[Stored items]
*-*-*
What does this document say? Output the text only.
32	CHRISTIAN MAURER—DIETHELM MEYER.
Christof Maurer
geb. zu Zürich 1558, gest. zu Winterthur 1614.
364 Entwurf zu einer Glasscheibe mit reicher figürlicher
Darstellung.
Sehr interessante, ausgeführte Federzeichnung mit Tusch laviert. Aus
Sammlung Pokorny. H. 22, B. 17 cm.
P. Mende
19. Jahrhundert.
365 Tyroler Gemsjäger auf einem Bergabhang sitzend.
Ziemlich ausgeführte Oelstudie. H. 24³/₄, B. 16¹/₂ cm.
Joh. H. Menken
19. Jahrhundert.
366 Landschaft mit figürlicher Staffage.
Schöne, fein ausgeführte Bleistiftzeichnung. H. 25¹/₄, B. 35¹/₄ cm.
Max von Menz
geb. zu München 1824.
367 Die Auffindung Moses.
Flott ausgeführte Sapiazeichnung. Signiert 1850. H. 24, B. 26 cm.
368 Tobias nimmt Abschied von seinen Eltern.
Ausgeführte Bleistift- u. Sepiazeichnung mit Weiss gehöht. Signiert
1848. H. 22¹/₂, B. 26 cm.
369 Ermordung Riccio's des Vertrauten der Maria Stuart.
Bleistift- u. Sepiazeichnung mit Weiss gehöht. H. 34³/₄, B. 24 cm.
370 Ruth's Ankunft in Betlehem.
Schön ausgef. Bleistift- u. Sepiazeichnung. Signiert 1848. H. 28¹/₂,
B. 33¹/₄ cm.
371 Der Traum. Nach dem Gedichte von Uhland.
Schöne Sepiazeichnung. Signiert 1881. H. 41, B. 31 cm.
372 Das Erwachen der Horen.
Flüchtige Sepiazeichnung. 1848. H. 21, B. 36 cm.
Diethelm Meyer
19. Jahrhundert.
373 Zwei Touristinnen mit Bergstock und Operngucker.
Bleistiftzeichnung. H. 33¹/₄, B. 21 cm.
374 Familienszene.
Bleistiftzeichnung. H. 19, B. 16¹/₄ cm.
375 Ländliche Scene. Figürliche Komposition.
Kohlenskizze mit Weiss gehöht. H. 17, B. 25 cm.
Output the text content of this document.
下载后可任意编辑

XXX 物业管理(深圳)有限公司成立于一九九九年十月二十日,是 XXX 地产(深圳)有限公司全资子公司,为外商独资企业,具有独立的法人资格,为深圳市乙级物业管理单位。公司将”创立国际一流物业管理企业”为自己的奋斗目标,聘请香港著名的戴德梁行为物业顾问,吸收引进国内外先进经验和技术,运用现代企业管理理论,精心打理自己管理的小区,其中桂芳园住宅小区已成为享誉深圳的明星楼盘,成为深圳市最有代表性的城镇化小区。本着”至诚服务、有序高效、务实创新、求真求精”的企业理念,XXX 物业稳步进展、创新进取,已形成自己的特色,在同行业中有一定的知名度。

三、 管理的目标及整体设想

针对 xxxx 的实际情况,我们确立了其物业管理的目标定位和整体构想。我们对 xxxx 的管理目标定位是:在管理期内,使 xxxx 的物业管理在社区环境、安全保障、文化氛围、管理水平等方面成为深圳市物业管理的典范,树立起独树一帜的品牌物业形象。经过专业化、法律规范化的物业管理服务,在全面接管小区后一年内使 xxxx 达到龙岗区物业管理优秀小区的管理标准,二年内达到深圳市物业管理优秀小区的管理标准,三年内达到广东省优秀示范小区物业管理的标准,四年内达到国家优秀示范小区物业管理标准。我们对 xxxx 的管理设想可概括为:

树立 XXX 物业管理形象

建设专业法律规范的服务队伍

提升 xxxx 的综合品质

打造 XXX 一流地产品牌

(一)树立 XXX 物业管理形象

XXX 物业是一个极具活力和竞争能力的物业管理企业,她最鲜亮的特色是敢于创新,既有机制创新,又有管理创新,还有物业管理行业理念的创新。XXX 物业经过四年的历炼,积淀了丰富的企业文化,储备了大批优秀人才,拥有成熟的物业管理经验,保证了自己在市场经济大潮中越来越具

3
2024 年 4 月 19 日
*-*-*
*PROBLEM DETAILS*
Make an exact copy of the listing, including every line.

*RESPONSE BELOW*
What does this document say? Output the text only.
32	CHRISTIAN MAURER—DIETHELM MEYER.
Christof Maurer
geb. zu Zürich 1558, gest. zu Winterthur 1614.
364 Entwurf zu einer Glasscheibe mit reicher figürlicher
Darstellung.
Sehr interessante, ausgeführte Federzeichnung mit Tusch laviert. Aus
Sammlung Pokorny. H. 22, B. 17 cm.
P. Mende
19. Jahrhundert.
365 Tyroler Gemsjäger auf einem Bergabhang sitzend.
Ziemlich ausgeführte Oelstudie. H. 24³/₄, B. 16¹/₂ cm.
Joh. H. Menken
19. Jahrhundert.
366 Landschaft mit figürlicher Staffage.
Schöne, fein ausgeführte Bleistiftzeichnung. H. 25¹/₄, B. 35¹/₄ cm.
Max von Menz
geb. zu München 1824.
367 Die Auffindung Moses.
Flott ausgeführte Sapiazeichnung. Signiert 1850. H. 24, B. 26 cm.
368 Tobias nimmt Abschied von seinen Eltern.
Ausgeführte Bleistift- u. Sepiazeichnung mit Weiss gehöht. Signiert
1848. H. 22¹/₂, B. 26 cm.
369 Ermordung Riccio's des Vertrauten der Maria Stuart.
Bleistift- u. Sepiazeichnung mit Weiss gehöht. H. 34³/₄, B. 24 cm.
370 Ruth's Ankunft in Betlehem.
Schön ausgef. Bleistift- u. Sepiazeichnung. Signiert 1848. H. 28¹/₂,
B. 33¹/₄ cm.
371 Der Traum. Nach dem Gedichte von Uhland.
Schöne Sepiazeichnung. Signiert 1881. H. 41, B. 31 cm.
372 Das Erwachen der Horen.
Flüchtige Sepiazeichnung. 1848. H. 21, B. 36 cm.
Diethelm Meyer
19. Jahrhundert.
373 Zwei Touristinnen mit Bergstock und Operngucker.
Bleistiftzeichnung. H. 33¹/₄, B. 21 cm.
374 Familienszene.
Bleistiftzeichnung. H. 19, B. 16¹/₄ cm.
375 Ländliche Scene. Figürliche Komposition.
Kohlenskizze mit Weiss gehöht. H. 17, B. 25 cm.
Output the text content of this document.
下载后可任意编辑

XXX 物业管理(深圳)有限公司成立于一九九九年十月二十日,是 XXX 地产(深圳)有限公司全资子公司,为外商独资企业,具有独立的法人资格,为深圳市乙级物业管理单位。公司将”创立国际一流物业管理企业”为自己的奋斗目标,聘请香港著名的戴德梁行为物业顾问,吸收引进国内外先进经验和技术,运用现代企业管理理论,精心打理自己管理的小区,其中桂芳园住宅小区已成为享誉深圳的明星楼盘,成为深圳市最有代表性的城镇化小区。本着”至诚服务、有序高效、务实创新、求真求精”的企业理念,XXX 物业稳步进展、创新进取,已形成自己的特色,在同行业中有一定的知名度。

三、 管理的目标及整体设想

针对 xxxx 的实际情况,我们确立了其物业管理的目标定位和整体构想。我们对 xxxx 的管理目标定位是:在管理期内,使 xxxx 的物业管理在社区环境、安全保障、文化氛围、管理水平等方面成为深圳市物业管理的典范,树立起独树一帜的品牌物业形象。经过专业化、法律规范化的物业管理服务,在全面接管小区后一年内使 xxxx 达到龙岗区物业管理优秀小区的管理标准,二年内达到深圳市物业管理优秀小区的管理标准,三年内达到广东省优秀示范小区物业管理的标准,四年内达到国家优秀示范小区物业管理标准。我们对 xxxx 的管理设想可概括为:

树立 XXX 物业管理形象

建设专业法律规范的服务队伍

提升 xxxx 的综合品质

打造 XXX 一流地产品牌

(一)树立 XXX 物业管理形象

XXX 物业是一个极具活力和竞争能力的物业管理企业,她最鲜亮的特色是敢于创新,既有机制创新,又有管理创新,还有物业管理行业理念的创新。XXX 物业经过四年的历炼,积淀了丰富的企业文化,储备了大批优秀人才,拥有成熟的物业管理经验,保证了自己在市场经济大潮中越来越具

3
2024 年 4 月 19 日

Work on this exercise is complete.